* _Problem to work on_:
Omit the images, then output each of the records below exactly.

* _The records_:
— BEGIN —

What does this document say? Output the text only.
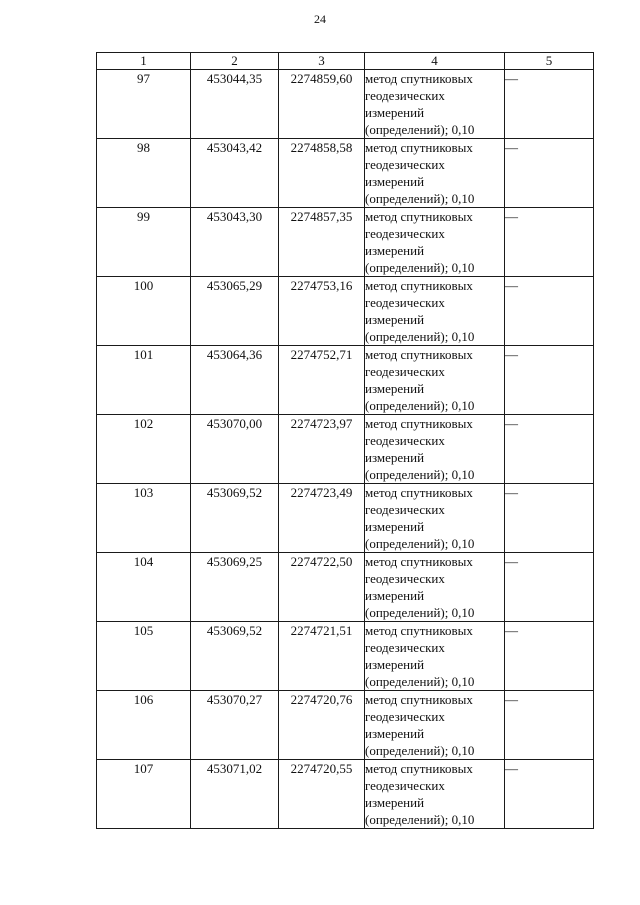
24
1	2	3	4	5
97	453044,35	2274859,60	метод спутниковых
геодезических
измерений
(определений); 0,10	—
98	453043,42	2274858,58	метод спутниковых
геодезических
измерений
(определений); 0,10	—
99	453043,30	2274857,35	метод спутниковых
геодезических
измерений
(определений); 0,10	—
100	453065,29	2274753,16	метод спутниковых
геодезических
измерений
(определений); 0,10	—
101	453064,36	2274752,71	метод спутниковых
геодезических
измерений
(определений); 0,10	—
102	453070,00	2274723,97	метод спутниковых
геодезических
измерений
(определений); 0,10	—
103	453069,52	2274723,49	метод спутниковых
геодезических
измерений
(определений); 0,10	—
104	453069,25	2274722,50	метод спутниковых
геодезических
измерений
(определений); 0,10	—
105	453069,52	2274721,51	метод спутниковых
геодезических
измерений
(определений); 0,10	—
106	453070,27	2274720,76	метод спутниковых
геодезических
измерений
(определений); 0,10	—
107	453071,02	2274720,55	метод спутниковых
геодезических
измерений
(определений); 0,10	—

— END —

* _Task answer_:
What does this document say? Output the text only.
24
1	2	3	4	5
97	453044,35	2274859,60	метод спутниковых
геодезических
измерений
(определений); 0,10	—
98	453043,42	2274858,58	метод спутниковых
геодезических
измерений
(определений); 0,10	—
99	453043,30	2274857,35	метод спутниковых
геодезических
измерений
(определений); 0,10	—
100	453065,29	2274753,16	метод спутниковых
геодезических
измерений
(определений); 0,10	—
101	453064,36	2274752,71	метод спутниковых
геодезических
измерений
(определений); 0,10	—
102	453070,00	2274723,97	метод спутниковых
геодезических
измерений
(определений); 0,10	—
103	453069,52	2274723,49	метод спутниковых
геодезических
измерений
(определений); 0,10	—
104	453069,25	2274722,50	метод спутниковых
геодезических
измерений
(определений); 0,10	—
105	453069,52	2274721,51	метод спутниковых
геодезических
измерений
(определений); 0,10	—
106	453070,27	2274720,76	метод спутниковых
геодезических
измерений
(определений); 0,10	—
107	453071,02	2274720,55	метод спутниковых
геодезических
измерений
(определений); 0,10	—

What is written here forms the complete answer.